Exercise directions: Return all of the lines below exactly as they are.

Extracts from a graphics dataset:
⁂
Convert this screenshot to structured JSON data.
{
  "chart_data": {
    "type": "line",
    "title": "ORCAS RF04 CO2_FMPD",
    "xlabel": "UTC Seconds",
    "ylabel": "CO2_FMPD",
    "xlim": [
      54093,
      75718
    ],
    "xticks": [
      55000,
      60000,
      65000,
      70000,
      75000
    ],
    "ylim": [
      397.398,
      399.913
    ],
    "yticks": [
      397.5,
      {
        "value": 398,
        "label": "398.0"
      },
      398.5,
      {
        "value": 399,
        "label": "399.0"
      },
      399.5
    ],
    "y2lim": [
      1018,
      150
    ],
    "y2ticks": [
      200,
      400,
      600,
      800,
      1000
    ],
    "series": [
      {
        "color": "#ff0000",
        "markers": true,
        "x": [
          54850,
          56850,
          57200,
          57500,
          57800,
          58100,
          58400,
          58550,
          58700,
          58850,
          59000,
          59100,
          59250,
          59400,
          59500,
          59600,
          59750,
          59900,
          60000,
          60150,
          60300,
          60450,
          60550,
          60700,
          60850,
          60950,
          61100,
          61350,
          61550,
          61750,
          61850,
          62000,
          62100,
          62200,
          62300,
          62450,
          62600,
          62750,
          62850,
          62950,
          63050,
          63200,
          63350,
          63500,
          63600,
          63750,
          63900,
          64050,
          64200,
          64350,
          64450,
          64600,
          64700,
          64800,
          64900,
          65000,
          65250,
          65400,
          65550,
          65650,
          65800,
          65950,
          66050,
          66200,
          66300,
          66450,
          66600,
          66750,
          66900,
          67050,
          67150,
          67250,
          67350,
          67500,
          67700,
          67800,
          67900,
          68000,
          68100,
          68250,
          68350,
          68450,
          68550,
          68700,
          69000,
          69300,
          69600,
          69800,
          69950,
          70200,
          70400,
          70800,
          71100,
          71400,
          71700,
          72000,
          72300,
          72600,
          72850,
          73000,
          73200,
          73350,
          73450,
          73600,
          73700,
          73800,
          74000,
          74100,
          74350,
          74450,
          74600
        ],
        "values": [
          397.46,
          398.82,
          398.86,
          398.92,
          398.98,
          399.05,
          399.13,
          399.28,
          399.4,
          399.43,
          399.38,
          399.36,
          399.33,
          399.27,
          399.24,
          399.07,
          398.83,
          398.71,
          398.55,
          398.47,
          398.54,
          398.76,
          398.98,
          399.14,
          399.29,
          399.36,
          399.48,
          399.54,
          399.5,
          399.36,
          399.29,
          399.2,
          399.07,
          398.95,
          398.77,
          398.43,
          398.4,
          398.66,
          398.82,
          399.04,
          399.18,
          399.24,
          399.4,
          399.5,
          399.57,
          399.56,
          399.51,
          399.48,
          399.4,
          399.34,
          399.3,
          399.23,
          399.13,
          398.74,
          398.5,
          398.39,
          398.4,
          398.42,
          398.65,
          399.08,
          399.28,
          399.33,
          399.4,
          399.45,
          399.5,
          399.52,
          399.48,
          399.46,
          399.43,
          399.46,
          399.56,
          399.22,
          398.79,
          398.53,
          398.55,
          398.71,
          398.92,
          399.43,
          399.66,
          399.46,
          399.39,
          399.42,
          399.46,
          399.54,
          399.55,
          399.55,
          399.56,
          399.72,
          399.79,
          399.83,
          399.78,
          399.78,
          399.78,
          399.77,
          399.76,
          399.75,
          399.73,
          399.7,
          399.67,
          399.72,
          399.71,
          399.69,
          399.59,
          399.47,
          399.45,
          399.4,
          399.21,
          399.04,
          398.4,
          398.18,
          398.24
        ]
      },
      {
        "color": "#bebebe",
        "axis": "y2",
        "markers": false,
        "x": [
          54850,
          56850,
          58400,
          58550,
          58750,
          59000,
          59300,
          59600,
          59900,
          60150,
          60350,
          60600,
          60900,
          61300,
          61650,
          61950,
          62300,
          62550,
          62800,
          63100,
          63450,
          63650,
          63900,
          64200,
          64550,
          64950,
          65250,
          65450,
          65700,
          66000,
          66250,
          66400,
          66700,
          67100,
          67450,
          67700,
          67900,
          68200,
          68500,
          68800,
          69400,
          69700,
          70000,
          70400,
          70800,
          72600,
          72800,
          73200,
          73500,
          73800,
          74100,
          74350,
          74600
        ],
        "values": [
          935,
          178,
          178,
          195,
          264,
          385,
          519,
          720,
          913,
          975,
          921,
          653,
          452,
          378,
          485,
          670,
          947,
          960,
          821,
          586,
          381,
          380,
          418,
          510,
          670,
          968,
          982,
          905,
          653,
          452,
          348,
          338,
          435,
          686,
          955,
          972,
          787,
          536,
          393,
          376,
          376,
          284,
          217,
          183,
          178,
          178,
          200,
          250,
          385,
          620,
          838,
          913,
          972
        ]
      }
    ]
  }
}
⁂
Solution:
Convert this screenshot to structured JSON data.
{
  "chart_data": {
    "type": "line",
    "title": "ORCAS RF04 CO2_FMPD",
    "xlabel": "UTC Seconds",
    "ylabel": "CO2_FMPD",
    "xlim": [
      54093,
      75718
    ],
    "xticks": [
      55000,
      60000,
      65000,
      70000,
      75000
    ],
    "ylim": [
      397.398,
      399.913
    ],
    "yticks": [
      397.5,
      {
        "value": 398,
        "label": "398.0"
      },
      398.5,
      {
        "value": 399,
        "label": "399.0"
      },
      399.5
    ],
    "y2lim": [
      1018,
      150
    ],
    "y2ticks": [
      200,
      400,
      600,
      800,
      1000
    ],
    "series": [
      {
        "color": "#ff0000",
        "markers": true,
        "x": [
          54850,
          56850,
          57200,
          57500,
          57800,
          58100,
          58400,
          58550,
          58700,
          58850,
          59000,
          59100,
          59250,
          59400,
          59500,
          59600,
          59750,
          59900,
          60000,
          60150,
          60300,
          60450,
          60550,
          60700,
          60850,
          60950,
          61100,
          61350,
          61550,
          61750,
          61850,
          62000,
          62100,
          62200,
          62300,
          62450,
          62600,
          62750,
          62850,
          62950,
          63050,
          63200,
          63350,
          63500,
          63600,
          63750,
          63900,
          64050,
          64200,
          64350,
          64450,
          64600,
          64700,
          64800,
          64900,
          65000,
          65250,
          65400,
          65550,
          65650,
          65800,
          65950,
          66050,
          66200,
          66300,
          66450,
          66600,
          66750,
          66900,
          67050,
          67150,
          67250,
          67350,
          67500,
          67700,
          67800,
          67900,
          68000,
          68100,
          68250,
          68350,
          68450,
          68550,
          68700,
          69000,
          69300,
          69600,
          69800,
          69950,
          70200,
          70400,
          70800,
          71100,
          71400,
          71700,
          72000,
          72300,
          72600,
          72850,
          73000,
          73200,
          73350,
          73450,
          73600,
          73700,
          73800,
          74000,
          74100,
          74350,
          74450,
          74600
        ],
        "values": [
          397.46,
          398.82,
          398.86,
          398.92,
          398.98,
          399.05,
          399.13,
          399.28,
          399.4,
          399.43,
          399.38,
          399.36,
          399.33,
          399.27,
          399.24,
          399.07,
          398.83,
          398.71,
          398.55,
          398.47,
          398.54,
          398.76,
          398.98,
          399.14,
          399.29,
          399.36,
          399.48,
          399.54,
          399.5,
          399.36,
          399.29,
          399.2,
          399.07,
          398.95,
          398.77,
          398.43,
          398.4,
          398.66,
          398.82,
          399.04,
          399.18,
          399.24,
          399.4,
          399.5,
          399.57,
          399.56,
          399.51,
          399.48,
          399.4,
          399.34,
          399.3,
          399.23,
          399.13,
          398.74,
          398.5,
          398.39,
          398.4,
          398.42,
          398.65,
          399.08,
          399.28,
          399.33,
          399.4,
          399.45,
          399.5,
          399.52,
          399.48,
          399.46,
          399.43,
          399.46,
          399.56,
          399.22,
          398.79,
          398.53,
          398.55,
          398.71,
          398.92,
          399.43,
          399.66,
          399.46,
          399.39,
          399.42,
          399.46,
          399.54,
          399.55,
          399.55,
          399.56,
          399.72,
          399.79,
          399.83,
          399.78,
          399.78,
          399.78,
          399.77,
          399.76,
          399.75,
          399.73,
          399.7,
          399.67,
          399.72,
          399.71,
          399.69,
          399.59,
          399.47,
          399.45,
          399.4,
          399.21,
          399.04,
          398.4,
          398.18,
          398.24
        ]
      },
      {
        "color": "#bebebe",
        "axis": "y2",
        "markers": false,
        "x": [
          54850,
          56850,
          58400,
          58550,
          58750,
          59000,
          59300,
          59600,
          59900,
          60150,
          60350,
          60600,
          60900,
          61300,
          61650,
          61950,
          62300,
          62550,
          62800,
          63100,
          63450,
          63650,
          63900,
          64200,
          64550,
          64950,
          65250,
          65450,
          65700,
          66000,
          66250,
          66400,
          66700,
          67100,
          67450,
          67700,
          67900,
          68200,
          68500,
          68800,
          69400,
          69700,
          70000,
          70400,
          70800,
          72600,
          72800,
          73200,
          73500,
          73800,
          74100,
          74350,
          74600
        ],
        "values": [
          935,
          178,
          178,
          195,
          264,
          385,
          519,
          720,
          913,
          975,
          921,
          653,
          452,
          378,
          485,
          670,
          947,
          960,
          821,
          586,
          381,
          380,
          418,
          510,
          670,
          968,
          982,
          905,
          653,
          452,
          348,
          338,
          435,
          686,
          955,
          972,
          787,
          536,
          393,
          376,
          376,
          284,
          217,
          183,
          178,
          178,
          200,
          250,
          385,
          620,
          838,
          913,
          972
        ]
      }
    ]
  }
}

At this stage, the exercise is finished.